● **Data supplied**
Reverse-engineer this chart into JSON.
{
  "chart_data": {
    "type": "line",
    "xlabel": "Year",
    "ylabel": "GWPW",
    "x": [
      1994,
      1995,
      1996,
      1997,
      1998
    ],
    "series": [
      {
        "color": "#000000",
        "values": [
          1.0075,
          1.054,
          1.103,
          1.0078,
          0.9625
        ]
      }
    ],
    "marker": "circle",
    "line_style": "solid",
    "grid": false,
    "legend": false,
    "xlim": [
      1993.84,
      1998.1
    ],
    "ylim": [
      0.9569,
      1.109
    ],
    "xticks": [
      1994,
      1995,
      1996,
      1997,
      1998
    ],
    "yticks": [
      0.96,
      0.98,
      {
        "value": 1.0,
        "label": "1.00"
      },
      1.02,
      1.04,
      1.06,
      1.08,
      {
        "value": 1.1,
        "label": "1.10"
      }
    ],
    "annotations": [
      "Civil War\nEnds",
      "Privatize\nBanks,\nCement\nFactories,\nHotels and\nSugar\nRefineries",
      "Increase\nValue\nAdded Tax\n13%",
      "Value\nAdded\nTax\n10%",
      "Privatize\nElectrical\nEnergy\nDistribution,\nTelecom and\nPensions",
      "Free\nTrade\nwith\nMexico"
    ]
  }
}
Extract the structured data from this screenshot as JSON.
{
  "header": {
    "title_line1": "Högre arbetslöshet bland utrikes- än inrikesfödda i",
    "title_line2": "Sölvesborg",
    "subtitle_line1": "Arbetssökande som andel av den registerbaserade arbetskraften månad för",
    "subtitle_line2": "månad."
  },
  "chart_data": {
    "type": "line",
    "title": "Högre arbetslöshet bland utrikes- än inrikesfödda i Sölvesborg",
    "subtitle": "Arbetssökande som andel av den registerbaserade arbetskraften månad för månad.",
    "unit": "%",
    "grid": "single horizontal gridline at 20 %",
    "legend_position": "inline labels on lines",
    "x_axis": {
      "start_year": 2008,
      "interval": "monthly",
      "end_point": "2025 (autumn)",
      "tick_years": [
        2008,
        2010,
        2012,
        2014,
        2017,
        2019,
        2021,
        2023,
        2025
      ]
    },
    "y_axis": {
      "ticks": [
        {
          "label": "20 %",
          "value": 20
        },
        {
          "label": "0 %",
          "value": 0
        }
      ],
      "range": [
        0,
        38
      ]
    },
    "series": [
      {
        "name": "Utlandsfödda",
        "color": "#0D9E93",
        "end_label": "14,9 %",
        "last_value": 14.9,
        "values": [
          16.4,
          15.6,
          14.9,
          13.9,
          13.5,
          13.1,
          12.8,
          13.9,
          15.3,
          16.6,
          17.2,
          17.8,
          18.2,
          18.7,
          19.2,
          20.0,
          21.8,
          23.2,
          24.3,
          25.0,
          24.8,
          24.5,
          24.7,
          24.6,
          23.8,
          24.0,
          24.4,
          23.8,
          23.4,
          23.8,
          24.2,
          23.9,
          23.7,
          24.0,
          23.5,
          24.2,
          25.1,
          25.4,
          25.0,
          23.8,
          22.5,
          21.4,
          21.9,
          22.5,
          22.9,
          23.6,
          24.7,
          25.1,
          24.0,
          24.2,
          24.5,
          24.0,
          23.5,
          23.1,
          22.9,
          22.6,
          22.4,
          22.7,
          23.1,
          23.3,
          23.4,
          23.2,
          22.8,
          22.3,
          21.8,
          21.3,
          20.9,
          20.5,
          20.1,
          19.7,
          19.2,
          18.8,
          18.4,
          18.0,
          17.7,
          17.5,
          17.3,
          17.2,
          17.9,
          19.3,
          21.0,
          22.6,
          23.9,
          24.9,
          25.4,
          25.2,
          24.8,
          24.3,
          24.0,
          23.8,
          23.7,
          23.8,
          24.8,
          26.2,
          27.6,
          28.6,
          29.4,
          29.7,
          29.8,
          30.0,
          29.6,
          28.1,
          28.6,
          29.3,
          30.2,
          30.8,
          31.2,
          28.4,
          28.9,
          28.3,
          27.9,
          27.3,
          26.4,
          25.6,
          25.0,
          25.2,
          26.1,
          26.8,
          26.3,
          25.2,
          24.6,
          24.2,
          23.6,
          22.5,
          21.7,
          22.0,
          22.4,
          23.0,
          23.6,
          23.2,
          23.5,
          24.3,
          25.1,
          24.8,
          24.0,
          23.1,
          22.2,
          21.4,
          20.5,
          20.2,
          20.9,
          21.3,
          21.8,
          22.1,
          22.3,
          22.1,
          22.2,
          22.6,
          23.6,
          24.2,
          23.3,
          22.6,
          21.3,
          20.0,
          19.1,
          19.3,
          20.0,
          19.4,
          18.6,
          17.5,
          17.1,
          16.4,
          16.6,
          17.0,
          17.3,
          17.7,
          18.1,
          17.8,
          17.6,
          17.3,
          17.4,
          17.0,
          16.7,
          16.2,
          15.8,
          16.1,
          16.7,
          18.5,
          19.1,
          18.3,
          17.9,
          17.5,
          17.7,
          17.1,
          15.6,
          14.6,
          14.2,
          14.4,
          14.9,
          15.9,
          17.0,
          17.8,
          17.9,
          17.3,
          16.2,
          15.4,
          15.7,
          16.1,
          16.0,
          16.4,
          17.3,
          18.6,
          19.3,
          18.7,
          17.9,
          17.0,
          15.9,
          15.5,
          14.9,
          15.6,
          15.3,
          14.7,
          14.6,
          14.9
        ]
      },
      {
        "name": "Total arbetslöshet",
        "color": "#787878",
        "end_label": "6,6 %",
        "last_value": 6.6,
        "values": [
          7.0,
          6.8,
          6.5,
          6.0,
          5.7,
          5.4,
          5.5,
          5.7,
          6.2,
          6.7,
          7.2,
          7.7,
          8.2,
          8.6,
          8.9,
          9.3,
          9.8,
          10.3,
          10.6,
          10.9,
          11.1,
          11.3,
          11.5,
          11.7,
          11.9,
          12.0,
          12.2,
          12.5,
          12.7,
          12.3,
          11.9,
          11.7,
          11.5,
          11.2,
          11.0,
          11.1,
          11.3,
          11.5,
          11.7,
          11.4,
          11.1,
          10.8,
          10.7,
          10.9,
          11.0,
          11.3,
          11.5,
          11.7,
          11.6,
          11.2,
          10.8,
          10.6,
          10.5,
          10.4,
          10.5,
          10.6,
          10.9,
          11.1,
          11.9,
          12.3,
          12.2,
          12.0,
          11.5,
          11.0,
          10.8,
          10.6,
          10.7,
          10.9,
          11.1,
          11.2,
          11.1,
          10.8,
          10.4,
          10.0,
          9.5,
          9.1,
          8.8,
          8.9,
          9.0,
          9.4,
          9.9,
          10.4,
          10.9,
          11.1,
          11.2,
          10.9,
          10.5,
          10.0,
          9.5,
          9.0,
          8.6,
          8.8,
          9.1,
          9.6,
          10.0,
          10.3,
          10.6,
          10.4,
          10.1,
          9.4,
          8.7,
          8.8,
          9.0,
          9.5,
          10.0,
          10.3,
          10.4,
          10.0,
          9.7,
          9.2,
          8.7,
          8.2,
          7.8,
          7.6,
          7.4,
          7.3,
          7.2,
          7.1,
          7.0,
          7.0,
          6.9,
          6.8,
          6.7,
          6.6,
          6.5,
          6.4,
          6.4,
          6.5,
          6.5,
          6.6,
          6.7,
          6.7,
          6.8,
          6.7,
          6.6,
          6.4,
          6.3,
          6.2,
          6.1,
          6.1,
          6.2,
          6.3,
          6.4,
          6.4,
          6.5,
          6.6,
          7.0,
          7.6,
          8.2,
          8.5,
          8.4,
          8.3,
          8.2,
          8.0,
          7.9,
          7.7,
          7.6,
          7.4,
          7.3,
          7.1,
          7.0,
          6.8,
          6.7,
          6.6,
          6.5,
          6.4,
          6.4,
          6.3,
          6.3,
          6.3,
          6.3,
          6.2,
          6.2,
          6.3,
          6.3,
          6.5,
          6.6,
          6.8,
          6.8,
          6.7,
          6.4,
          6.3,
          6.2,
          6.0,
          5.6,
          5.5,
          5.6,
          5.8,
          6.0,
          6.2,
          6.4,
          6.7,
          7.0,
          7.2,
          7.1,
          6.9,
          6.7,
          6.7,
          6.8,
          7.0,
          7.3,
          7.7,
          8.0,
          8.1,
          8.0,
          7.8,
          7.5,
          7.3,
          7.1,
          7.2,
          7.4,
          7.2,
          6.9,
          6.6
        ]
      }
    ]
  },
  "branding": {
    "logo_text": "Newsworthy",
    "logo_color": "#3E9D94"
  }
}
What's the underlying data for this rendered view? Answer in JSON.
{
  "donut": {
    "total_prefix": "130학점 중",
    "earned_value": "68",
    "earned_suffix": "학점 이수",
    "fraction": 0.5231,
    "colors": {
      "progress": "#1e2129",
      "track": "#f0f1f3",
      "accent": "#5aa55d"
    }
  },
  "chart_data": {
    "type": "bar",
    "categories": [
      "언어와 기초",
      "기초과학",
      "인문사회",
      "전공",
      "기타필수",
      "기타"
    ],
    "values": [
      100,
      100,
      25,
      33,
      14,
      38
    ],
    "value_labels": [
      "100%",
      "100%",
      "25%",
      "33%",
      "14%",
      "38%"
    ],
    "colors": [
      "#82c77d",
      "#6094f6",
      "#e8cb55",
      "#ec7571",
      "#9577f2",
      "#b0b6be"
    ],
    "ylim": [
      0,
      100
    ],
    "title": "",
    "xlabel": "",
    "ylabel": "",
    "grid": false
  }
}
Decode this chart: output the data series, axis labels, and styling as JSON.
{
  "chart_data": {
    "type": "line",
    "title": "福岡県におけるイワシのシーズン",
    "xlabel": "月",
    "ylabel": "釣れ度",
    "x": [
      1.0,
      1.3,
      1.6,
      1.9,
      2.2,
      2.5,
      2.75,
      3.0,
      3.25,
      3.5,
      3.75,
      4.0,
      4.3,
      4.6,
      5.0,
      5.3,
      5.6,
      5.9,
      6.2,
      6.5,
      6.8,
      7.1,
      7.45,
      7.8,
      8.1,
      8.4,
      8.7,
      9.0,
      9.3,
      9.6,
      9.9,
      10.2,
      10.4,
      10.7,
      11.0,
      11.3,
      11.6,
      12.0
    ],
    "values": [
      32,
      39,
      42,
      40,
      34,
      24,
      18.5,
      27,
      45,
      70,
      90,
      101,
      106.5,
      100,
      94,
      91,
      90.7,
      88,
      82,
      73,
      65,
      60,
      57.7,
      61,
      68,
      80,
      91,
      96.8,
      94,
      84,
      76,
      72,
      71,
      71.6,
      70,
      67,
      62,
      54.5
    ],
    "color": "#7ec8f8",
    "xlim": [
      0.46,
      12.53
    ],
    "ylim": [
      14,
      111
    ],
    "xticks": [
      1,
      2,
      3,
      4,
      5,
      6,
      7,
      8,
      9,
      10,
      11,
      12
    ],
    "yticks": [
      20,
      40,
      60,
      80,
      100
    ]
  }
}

● **Written instruction**
Report all lines of the data above that include the string "andel".

● **Solution to this exercise**
    "subtitle_line1": "Arbetssökande som andel av den registerbaserade arbetskraften månad för",
    "subtitle": "Arbetssökande som andel av den registerbaserade arbetskraften månad för månad.",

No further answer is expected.